### Given task:
What lines of the data include the string "design"? Copy them all.

### Stored records

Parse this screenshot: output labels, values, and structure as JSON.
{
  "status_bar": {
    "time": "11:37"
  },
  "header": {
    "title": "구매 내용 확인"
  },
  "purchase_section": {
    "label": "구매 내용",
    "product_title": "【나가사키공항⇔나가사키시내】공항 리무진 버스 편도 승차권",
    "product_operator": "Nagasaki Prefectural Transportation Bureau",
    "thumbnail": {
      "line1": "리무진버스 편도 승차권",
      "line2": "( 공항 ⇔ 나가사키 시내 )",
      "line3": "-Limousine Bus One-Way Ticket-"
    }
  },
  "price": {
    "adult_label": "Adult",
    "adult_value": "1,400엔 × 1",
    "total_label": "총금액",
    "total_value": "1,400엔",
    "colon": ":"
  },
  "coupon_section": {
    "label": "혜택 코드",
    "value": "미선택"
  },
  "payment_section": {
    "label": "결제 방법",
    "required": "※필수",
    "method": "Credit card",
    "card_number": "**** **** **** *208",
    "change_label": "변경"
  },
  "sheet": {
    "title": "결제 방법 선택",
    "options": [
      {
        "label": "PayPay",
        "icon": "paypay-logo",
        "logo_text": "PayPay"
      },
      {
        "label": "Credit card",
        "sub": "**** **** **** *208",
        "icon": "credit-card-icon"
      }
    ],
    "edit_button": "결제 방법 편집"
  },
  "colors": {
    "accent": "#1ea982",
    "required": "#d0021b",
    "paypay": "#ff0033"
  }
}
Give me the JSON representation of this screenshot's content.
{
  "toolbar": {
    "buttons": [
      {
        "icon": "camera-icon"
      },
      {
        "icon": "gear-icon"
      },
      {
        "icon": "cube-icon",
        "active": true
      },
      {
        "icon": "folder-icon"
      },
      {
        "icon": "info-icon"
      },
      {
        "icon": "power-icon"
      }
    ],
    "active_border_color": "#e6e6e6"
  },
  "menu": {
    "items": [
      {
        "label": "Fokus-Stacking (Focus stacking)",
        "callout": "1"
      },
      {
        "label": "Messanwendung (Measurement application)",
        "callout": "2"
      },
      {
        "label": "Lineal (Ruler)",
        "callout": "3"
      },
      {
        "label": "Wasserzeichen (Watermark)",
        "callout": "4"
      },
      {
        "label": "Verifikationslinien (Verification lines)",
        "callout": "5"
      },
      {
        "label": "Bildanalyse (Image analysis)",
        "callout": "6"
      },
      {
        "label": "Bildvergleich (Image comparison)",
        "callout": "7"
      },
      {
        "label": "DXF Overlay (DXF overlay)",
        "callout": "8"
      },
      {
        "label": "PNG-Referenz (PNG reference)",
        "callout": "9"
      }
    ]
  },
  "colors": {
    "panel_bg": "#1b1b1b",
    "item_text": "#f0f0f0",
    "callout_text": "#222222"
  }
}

######
### Stored records

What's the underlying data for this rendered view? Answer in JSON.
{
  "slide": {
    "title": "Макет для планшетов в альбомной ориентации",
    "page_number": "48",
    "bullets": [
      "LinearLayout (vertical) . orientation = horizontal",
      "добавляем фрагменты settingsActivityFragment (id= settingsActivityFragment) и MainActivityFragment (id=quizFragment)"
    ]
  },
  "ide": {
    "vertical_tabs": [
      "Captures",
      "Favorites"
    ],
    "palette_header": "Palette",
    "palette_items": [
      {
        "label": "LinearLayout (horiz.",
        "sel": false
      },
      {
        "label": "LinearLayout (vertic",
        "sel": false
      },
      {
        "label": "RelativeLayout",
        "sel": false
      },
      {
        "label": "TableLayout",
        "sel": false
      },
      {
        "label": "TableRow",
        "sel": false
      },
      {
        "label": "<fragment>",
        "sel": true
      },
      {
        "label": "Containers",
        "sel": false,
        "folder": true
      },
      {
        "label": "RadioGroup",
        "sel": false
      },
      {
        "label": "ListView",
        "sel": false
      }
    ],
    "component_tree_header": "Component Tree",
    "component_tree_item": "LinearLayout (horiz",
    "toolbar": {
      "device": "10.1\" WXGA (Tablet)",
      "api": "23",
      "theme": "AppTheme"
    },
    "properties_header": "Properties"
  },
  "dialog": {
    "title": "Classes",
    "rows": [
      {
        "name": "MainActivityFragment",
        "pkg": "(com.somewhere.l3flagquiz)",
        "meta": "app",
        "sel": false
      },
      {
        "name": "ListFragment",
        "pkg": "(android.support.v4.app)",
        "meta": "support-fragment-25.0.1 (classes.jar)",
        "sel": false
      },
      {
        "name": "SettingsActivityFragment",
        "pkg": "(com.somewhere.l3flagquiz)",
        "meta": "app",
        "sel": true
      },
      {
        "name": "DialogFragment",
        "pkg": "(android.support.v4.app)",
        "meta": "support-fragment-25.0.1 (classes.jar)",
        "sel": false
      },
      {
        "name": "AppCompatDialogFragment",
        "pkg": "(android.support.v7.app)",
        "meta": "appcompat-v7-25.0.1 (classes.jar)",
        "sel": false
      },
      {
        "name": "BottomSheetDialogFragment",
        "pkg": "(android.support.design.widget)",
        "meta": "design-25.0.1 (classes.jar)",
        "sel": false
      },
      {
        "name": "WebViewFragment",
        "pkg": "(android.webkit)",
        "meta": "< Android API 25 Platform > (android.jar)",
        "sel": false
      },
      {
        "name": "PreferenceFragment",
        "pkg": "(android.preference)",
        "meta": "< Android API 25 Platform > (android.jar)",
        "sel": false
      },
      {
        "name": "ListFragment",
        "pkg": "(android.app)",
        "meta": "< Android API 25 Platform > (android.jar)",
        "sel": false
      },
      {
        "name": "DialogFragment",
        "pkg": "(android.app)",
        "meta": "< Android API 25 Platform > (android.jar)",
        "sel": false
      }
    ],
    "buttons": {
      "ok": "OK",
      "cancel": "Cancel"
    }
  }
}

######

### Answer to this exercise:
        "pkg": "(android.support.design.widget)",
        "meta": "design-25.0.1 (classes.jar)",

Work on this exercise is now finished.